### What is expected
Find each line containing the string "proficiency". Copy it.

[Dataset excerpt]
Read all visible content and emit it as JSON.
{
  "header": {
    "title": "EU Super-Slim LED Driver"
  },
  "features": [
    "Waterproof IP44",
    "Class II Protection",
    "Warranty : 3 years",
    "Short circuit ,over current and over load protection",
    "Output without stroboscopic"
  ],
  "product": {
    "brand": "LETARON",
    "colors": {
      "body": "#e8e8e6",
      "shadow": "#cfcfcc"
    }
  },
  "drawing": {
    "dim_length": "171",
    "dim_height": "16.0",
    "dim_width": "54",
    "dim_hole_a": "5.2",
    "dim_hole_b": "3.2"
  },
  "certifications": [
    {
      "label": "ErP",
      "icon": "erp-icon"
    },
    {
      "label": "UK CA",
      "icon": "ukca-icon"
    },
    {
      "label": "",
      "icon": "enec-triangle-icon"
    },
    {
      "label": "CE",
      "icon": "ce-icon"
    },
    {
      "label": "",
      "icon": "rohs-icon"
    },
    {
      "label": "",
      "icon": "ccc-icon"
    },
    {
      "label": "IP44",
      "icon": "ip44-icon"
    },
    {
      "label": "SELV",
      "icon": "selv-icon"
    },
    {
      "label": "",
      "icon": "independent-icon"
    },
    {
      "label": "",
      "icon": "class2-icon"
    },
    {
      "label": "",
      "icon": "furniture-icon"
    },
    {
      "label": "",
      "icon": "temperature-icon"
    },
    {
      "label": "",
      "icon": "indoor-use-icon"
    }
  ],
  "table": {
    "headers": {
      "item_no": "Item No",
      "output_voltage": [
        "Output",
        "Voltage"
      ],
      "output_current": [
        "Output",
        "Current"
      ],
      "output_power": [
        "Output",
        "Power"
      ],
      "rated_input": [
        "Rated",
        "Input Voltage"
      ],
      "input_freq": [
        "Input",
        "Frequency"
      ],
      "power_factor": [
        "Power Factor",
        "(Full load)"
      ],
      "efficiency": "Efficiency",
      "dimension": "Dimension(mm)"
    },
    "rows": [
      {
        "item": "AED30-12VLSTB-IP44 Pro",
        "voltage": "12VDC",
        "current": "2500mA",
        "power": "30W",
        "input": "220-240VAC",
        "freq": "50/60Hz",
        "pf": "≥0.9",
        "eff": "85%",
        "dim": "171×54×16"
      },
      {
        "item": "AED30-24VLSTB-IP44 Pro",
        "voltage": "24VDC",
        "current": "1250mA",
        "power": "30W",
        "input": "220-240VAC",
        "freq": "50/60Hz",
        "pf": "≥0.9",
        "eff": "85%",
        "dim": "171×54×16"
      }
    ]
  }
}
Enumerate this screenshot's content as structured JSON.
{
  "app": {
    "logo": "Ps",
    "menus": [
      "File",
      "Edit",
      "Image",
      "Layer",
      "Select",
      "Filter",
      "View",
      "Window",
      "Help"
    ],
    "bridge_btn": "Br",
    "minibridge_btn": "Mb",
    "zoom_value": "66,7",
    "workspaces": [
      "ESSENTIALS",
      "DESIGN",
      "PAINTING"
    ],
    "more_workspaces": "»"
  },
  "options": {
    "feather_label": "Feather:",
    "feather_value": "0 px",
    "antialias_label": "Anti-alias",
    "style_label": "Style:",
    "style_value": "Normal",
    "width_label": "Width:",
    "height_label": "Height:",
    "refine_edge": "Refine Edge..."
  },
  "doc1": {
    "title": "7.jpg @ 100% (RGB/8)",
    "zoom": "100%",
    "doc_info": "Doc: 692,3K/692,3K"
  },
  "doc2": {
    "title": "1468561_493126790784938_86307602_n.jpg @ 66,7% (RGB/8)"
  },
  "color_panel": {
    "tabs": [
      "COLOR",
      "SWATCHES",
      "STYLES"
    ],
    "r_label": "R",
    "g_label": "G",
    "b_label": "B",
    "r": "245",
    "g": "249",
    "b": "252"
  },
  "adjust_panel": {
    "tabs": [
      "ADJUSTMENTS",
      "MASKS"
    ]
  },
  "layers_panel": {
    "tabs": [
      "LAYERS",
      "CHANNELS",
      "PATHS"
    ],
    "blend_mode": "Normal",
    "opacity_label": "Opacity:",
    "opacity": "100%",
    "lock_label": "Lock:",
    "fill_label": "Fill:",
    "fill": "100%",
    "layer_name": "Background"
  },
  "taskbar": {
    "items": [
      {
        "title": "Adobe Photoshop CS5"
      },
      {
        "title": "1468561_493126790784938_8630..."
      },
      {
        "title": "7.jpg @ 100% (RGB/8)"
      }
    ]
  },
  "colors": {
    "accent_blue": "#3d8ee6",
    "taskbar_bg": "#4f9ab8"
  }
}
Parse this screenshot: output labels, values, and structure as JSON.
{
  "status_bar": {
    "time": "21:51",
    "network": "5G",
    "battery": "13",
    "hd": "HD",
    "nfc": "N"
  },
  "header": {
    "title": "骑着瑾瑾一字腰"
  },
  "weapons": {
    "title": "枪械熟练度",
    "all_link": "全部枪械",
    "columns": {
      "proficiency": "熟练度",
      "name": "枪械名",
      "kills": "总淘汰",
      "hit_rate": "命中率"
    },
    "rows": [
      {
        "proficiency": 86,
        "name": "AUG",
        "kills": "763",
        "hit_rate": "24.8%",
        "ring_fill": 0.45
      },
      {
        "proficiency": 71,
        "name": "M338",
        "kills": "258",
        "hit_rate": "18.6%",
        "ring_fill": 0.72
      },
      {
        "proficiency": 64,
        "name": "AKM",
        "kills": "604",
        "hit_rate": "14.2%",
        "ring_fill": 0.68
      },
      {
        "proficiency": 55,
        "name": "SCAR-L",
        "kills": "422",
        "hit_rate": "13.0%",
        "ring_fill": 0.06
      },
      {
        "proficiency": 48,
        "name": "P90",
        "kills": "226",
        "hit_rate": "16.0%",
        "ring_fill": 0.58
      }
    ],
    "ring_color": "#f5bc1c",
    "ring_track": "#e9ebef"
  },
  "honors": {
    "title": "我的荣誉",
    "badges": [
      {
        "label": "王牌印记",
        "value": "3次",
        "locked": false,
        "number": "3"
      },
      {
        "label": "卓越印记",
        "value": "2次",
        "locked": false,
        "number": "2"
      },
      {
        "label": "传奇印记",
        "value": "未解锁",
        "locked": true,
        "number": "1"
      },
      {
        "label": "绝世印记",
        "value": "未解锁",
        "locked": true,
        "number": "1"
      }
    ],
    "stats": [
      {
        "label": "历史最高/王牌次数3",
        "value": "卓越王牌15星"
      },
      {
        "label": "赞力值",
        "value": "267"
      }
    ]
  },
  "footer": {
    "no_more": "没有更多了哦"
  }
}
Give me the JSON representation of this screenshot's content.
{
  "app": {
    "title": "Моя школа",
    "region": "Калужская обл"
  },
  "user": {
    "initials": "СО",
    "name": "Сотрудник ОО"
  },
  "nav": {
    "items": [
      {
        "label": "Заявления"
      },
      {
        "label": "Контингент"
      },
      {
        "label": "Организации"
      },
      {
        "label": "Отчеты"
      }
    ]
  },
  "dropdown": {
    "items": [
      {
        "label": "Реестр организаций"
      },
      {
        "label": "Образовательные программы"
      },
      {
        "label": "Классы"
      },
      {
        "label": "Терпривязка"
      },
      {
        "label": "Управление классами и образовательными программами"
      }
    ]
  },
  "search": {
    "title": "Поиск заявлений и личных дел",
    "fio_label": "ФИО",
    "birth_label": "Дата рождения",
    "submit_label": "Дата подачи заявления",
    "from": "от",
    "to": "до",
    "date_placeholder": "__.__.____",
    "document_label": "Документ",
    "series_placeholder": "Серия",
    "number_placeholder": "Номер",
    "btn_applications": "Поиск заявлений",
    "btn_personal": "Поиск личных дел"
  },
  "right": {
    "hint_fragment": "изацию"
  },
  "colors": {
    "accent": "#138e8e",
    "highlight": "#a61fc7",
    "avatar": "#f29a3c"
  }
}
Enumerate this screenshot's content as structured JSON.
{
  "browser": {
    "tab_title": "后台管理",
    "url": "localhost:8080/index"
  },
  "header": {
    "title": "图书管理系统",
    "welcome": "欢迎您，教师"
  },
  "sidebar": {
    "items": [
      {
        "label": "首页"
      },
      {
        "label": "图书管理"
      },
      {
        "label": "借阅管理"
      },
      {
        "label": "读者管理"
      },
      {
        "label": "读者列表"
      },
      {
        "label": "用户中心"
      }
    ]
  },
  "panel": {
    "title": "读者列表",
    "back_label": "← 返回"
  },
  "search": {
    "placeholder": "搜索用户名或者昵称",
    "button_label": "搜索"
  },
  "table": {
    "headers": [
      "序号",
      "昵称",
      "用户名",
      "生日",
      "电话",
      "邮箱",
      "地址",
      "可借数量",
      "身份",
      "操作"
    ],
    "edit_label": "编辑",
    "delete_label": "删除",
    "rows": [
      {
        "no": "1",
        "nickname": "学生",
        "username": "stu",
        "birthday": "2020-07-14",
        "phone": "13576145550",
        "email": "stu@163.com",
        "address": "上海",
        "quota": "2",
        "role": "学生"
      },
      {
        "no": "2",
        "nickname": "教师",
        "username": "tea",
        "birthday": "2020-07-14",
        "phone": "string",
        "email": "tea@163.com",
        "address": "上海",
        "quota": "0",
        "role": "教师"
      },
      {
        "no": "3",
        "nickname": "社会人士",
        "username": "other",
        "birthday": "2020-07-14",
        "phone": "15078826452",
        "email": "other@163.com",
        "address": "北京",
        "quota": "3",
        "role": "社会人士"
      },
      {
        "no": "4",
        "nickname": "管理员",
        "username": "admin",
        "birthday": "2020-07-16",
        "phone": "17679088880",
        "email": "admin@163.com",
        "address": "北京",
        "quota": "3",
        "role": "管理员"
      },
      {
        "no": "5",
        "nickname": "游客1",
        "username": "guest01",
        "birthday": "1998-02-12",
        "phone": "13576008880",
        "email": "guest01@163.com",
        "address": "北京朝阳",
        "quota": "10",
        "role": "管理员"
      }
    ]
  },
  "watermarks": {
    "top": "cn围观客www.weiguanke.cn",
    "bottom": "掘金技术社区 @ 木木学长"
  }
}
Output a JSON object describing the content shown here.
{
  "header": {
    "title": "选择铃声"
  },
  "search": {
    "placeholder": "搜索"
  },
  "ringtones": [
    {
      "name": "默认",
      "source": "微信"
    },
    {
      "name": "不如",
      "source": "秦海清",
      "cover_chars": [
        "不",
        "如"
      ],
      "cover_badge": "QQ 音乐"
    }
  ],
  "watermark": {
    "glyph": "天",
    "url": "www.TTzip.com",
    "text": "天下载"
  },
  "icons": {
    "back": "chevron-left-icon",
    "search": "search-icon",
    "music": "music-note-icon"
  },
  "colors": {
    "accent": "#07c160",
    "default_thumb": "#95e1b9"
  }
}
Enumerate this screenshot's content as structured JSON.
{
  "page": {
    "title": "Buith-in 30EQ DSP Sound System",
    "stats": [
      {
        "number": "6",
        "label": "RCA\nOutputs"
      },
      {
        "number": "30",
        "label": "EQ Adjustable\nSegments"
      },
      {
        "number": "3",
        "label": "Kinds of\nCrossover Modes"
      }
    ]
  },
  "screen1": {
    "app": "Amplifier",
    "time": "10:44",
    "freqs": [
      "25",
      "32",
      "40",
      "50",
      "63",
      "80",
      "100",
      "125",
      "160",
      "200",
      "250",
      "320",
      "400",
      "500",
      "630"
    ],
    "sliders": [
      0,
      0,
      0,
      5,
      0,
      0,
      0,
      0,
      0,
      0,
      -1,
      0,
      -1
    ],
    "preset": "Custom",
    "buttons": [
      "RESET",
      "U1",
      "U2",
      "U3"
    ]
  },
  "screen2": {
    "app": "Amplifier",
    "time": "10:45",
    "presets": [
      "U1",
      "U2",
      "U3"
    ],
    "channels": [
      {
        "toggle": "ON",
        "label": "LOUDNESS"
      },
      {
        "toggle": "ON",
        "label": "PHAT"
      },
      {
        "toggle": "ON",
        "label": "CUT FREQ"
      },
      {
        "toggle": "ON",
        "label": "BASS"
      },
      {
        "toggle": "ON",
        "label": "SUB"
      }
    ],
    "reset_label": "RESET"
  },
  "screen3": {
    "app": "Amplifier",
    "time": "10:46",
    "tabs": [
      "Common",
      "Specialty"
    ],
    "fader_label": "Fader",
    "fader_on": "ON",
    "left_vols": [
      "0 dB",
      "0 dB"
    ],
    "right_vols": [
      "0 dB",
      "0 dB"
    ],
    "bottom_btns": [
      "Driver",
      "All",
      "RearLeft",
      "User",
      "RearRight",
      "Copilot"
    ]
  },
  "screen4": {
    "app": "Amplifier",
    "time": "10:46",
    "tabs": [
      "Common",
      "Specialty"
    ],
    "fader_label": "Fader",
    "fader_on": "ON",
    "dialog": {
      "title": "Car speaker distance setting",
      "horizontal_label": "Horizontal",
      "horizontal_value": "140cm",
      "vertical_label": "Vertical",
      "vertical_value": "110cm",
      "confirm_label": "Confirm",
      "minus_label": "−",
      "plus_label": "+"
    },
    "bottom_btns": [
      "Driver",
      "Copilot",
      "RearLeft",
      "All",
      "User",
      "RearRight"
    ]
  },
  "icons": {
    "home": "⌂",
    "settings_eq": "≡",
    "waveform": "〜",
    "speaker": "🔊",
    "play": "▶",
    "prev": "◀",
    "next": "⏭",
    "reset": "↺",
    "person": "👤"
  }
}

### Response to this task
      "proficiency": "熟练度",
        "proficiency": 86,
        "proficiency": 71,
        "proficiency": 64,
        "proficiency": 55,
        "proficiency": 48,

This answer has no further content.